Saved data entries
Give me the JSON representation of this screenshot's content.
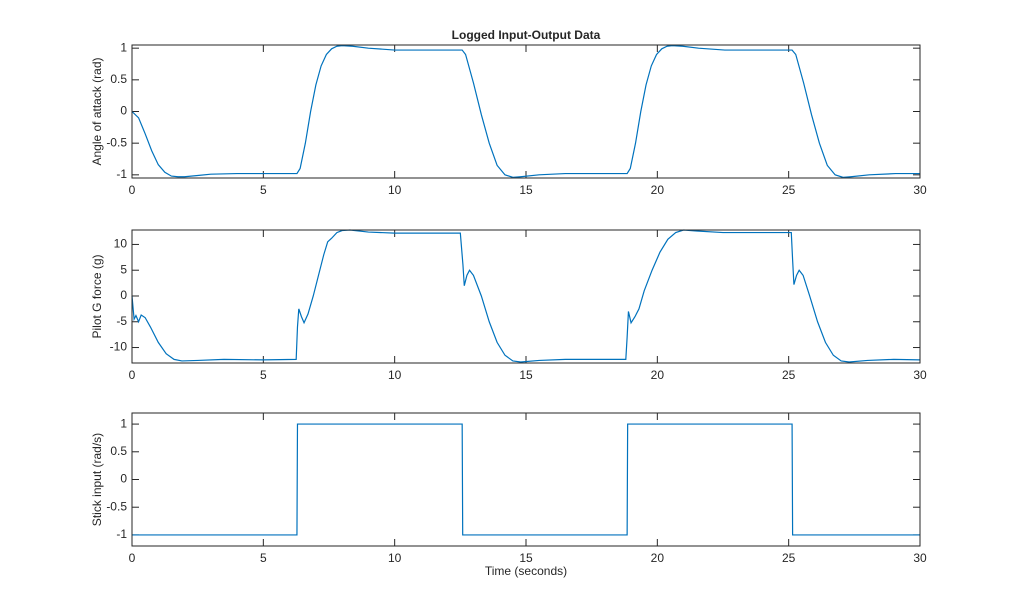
{
  "chart_data": [
    {
      "type": "line",
      "title": "Logged Input-Output Data",
      "ylabel": "Angle of attack (rad)",
      "color": "#0072bd",
      "x": [
        0,
        0.25,
        0.5,
        0.75,
        1,
        1.25,
        1.5,
        1.75,
        2,
        2.5,
        3,
        4,
        5,
        6.28,
        6.4,
        6.6,
        6.8,
        7,
        7.2,
        7.4,
        7.6,
        7.8,
        8,
        8.4,
        9,
        10,
        11,
        12.57,
        12.7,
        13,
        13.3,
        13.6,
        13.9,
        14.2,
        14.5,
        14.8,
        15.5,
        16.5,
        18.85,
        18.97,
        19.17,
        19.37,
        19.57,
        19.77,
        19.97,
        20.17,
        20.37,
        20.57,
        20.97,
        21.57,
        22.57,
        23.57,
        25.13,
        25.27,
        25.57,
        25.87,
        26.17,
        26.47,
        26.77,
        27.07,
        27.37,
        28.07,
        29.07,
        30
      ],
      "values": [
        0,
        -0.1,
        -0.35,
        -0.62,
        -0.84,
        -0.96,
        -1.02,
        -1.03,
        -1.03,
        -1.01,
        -0.99,
        -0.98,
        -0.98,
        -0.98,
        -0.9,
        -0.5,
        0,
        0.42,
        0.72,
        0.9,
        0.99,
        1.03,
        1.04,
        1.03,
        1.0,
        0.97,
        0.97,
        0.97,
        0.9,
        0.45,
        -0.05,
        -0.5,
        -0.85,
        -1.0,
        -1.04,
        -1.03,
        -1.0,
        -0.98,
        -0.98,
        -0.9,
        -0.5,
        0,
        0.42,
        0.72,
        0.9,
        0.99,
        1.03,
        1.04,
        1.03,
        1.0,
        0.97,
        0.97,
        0.97,
        0.9,
        0.45,
        -0.05,
        -0.5,
        -0.85,
        -1.0,
        -1.04,
        -1.03,
        -1.0,
        -0.98,
        -0.98
      ],
      "xlim": [
        0,
        30
      ],
      "xticks": [
        0,
        5,
        10,
        15,
        20,
        25,
        30
      ],
      "ylim": [
        -1.05,
        1.05
      ],
      "yticks": [
        -1,
        -0.5,
        0,
        0.5,
        1
      ]
    },
    {
      "type": "line",
      "ylabel": "Pilot G force (g)",
      "color": "#0072bd",
      "x": [
        0,
        0.08,
        0.15,
        0.25,
        0.35,
        0.5,
        0.7,
        1,
        1.3,
        1.6,
        1.9,
        2.5,
        3.5,
        5,
        6.25,
        6.3,
        6.35,
        6.45,
        6.55,
        6.7,
        6.9,
        7.1,
        7.3,
        7.45,
        7.6,
        7.8,
        8,
        8.3,
        9,
        10,
        12.5,
        12.6,
        12.65,
        12.75,
        12.85,
        13,
        13.3,
        13.6,
        13.9,
        14.2,
        14.5,
        14.8,
        15.5,
        16.5,
        18.8,
        18.85,
        18.9,
        19,
        19.15,
        19.3,
        19.5,
        19.8,
        20.1,
        20.4,
        20.7,
        21,
        21.5,
        22.5,
        25.1,
        25.15,
        25.2,
        25.3,
        25.4,
        25.55,
        25.8,
        26.1,
        26.4,
        26.7,
        27,
        27.3,
        28,
        29,
        30
      ],
      "values": [
        0,
        -4.5,
        -3.8,
        -5,
        -3.7,
        -4.2,
        -6,
        -9,
        -11.2,
        -12.3,
        -12.6,
        -12.5,
        -12.3,
        -12.4,
        -12.3,
        -6,
        -2.5,
        -4,
        -5.2,
        -3.5,
        0,
        4,
        8,
        10.5,
        11.2,
        12.3,
        12.7,
        12.8,
        12.4,
        12.2,
        12.2,
        6,
        2,
        4,
        5,
        4,
        0,
        -5,
        -9,
        -11.5,
        -12.6,
        -12.8,
        -12.5,
        -12.3,
        -12.3,
        -8,
        -3,
        -5.2,
        -4,
        -2.5,
        1,
        5,
        8.5,
        11,
        12.3,
        12.8,
        12.6,
        12.3,
        12.3,
        7,
        2.2,
        4,
        5,
        4,
        0,
        -5,
        -9,
        -11.5,
        -12.6,
        -12.8,
        -12.5,
        -12.3,
        -12.4
      ],
      "xlim": [
        0,
        30
      ],
      "xticks": [
        0,
        5,
        10,
        15,
        20,
        25,
        30
      ],
      "ylim": [
        -13,
        12.8
      ],
      "yticks": [
        -10,
        -5,
        0,
        5,
        10
      ]
    },
    {
      "type": "line",
      "ylabel": "Stick input (rad/s)",
      "xlabel": "Time (seconds)",
      "color": "#0072bd",
      "x": [
        0,
        6.28,
        6.3,
        12.57,
        12.59,
        18.85,
        18.87,
        25.13,
        25.15,
        30
      ],
      "values": [
        -1,
        -1,
        1,
        1,
        -1,
        -1,
        1,
        1,
        -1,
        -1
      ],
      "xlim": [
        0,
        30
      ],
      "xticks": [
        0,
        5,
        10,
        15,
        20,
        25,
        30
      ],
      "ylim": [
        -1.2,
        1.2
      ],
      "yticks": [
        -1,
        -0.5,
        0,
        0.5,
        1
      ]
    }
  ]
}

**DO THIS:**
Print the records word for word and exclude any picture they hold.

**CORRECT RESULT:**
Give me the JSON representation of this screenshot's content.
{
  "chart_data": [
    {
      "type": "line",
      "title": "Logged Input-Output Data",
      "ylabel": "Angle of attack (rad)",
      "color": "#0072bd",
      "x": [
        0,
        0.25,
        0.5,
        0.75,
        1,
        1.25,
        1.5,
        1.75,
        2,
        2.5,
        3,
        4,
        5,
        6.28,
        6.4,
        6.6,
        6.8,
        7,
        7.2,
        7.4,
        7.6,
        7.8,
        8,
        8.4,
        9,
        10,
        11,
        12.57,
        12.7,
        13,
        13.3,
        13.6,
        13.9,
        14.2,
        14.5,
        14.8,
        15.5,
        16.5,
        18.85,
        18.97,
        19.17,
        19.37,
        19.57,
        19.77,
        19.97,
        20.17,
        20.37,
        20.57,
        20.97,
        21.57,
        22.57,
        23.57,
        25.13,
        25.27,
        25.57,
        25.87,
        26.17,
        26.47,
        26.77,
        27.07,
        27.37,
        28.07,
        29.07,
        30
      ],
      "values": [
        0,
        -0.1,
        -0.35,
        -0.62,
        -0.84,
        -0.96,
        -1.02,
        -1.03,
        -1.03,
        -1.01,
        -0.99,
        -0.98,
        -0.98,
        -0.98,
        -0.9,
        -0.5,
        0,
        0.42,
        0.72,
        0.9,
        0.99,
        1.03,
        1.04,
        1.03,
        1.0,
        0.97,
        0.97,
        0.97,
        0.9,
        0.45,
        -0.05,
        -0.5,
        -0.85,
        -1.0,
        -1.04,
        -1.03,
        -1.0,
        -0.98,
        -0.98,
        -0.9,
        -0.5,
        0,
        0.42,
        0.72,
        0.9,
        0.99,
        1.03,
        1.04,
        1.03,
        1.0,
        0.97,
        0.97,
        0.97,
        0.9,
        0.45,
        -0.05,
        -0.5,
        -0.85,
        -1.0,
        -1.04,
        -1.03,
        -1.0,
        -0.98,
        -0.98
      ],
      "xlim": [
        0,
        30
      ],
      "xticks": [
        0,
        5,
        10,
        15,
        20,
        25,
        30
      ],
      "ylim": [
        -1.05,
        1.05
      ],
      "yticks": [
        -1,
        -0.5,
        0,
        0.5,
        1
      ]
    },
    {
      "type": "line",
      "ylabel": "Pilot G force (g)",
      "color": "#0072bd",
      "x": [
        0,
        0.08,
        0.15,
        0.25,
        0.35,
        0.5,
        0.7,
        1,
        1.3,
        1.6,
        1.9,
        2.5,
        3.5,
        5,
        6.25,
        6.3,
        6.35,
        6.45,
        6.55,
        6.7,
        6.9,
        7.1,
        7.3,
        7.45,
        7.6,
        7.8,
        8,
        8.3,
        9,
        10,
        12.5,
        12.6,
        12.65,
        12.75,
        12.85,
        13,
        13.3,
        13.6,
        13.9,
        14.2,
        14.5,
        14.8,
        15.5,
        16.5,
        18.8,
        18.85,
        18.9,
        19,
        19.15,
        19.3,
        19.5,
        19.8,
        20.1,
        20.4,
        20.7,
        21,
        21.5,
        22.5,
        25.1,
        25.15,
        25.2,
        25.3,
        25.4,
        25.55,
        25.8,
        26.1,
        26.4,
        26.7,
        27,
        27.3,
        28,
        29,
        30
      ],
      "values": [
        0,
        -4.5,
        -3.8,
        -5,
        -3.7,
        -4.2,
        -6,
        -9,
        -11.2,
        -12.3,
        -12.6,
        -12.5,
        -12.3,
        -12.4,
        -12.3,
        -6,
        -2.5,
        -4,
        -5.2,
        -3.5,
        0,
        4,
        8,
        10.5,
        11.2,
        12.3,
        12.7,
        12.8,
        12.4,
        12.2,
        12.2,
        6,
        2,
        4,
        5,
        4,
        0,
        -5,
        -9,
        -11.5,
        -12.6,
        -12.8,
        -12.5,
        -12.3,
        -12.3,
        -8,
        -3,
        -5.2,
        -4,
        -2.5,
        1,
        5,
        8.5,
        11,
        12.3,
        12.8,
        12.6,
        12.3,
        12.3,
        7,
        2.2,
        4,
        5,
        4,
        0,
        -5,
        -9,
        -11.5,
        -12.6,
        -12.8,
        -12.5,
        -12.3,
        -12.4
      ],
      "xlim": [
        0,
        30
      ],
      "xticks": [
        0,
        5,
        10,
        15,
        20,
        25,
        30
      ],
      "ylim": [
        -13,
        12.8
      ],
      "yticks": [
        -10,
        -5,
        0,
        5,
        10
      ]
    },
    {
      "type": "line",
      "ylabel": "Stick input (rad/s)",
      "xlabel": "Time (seconds)",
      "color": "#0072bd",
      "x": [
        0,
        6.28,
        6.3,
        12.57,
        12.59,
        18.85,
        18.87,
        25.13,
        25.15,
        30
      ],
      "values": [
        -1,
        -1,
        1,
        1,
        -1,
        -1,
        1,
        1,
        -1,
        -1
      ],
      "xlim": [
        0,
        30
      ],
      "xticks": [
        0,
        5,
        10,
        15,
        20,
        25,
        30
      ],
      "ylim": [
        -1.2,
        1.2
      ],
      "yticks": [
        -1,
        -0.5,
        0,
        0.5,
        1
      ]
    }
  ]
}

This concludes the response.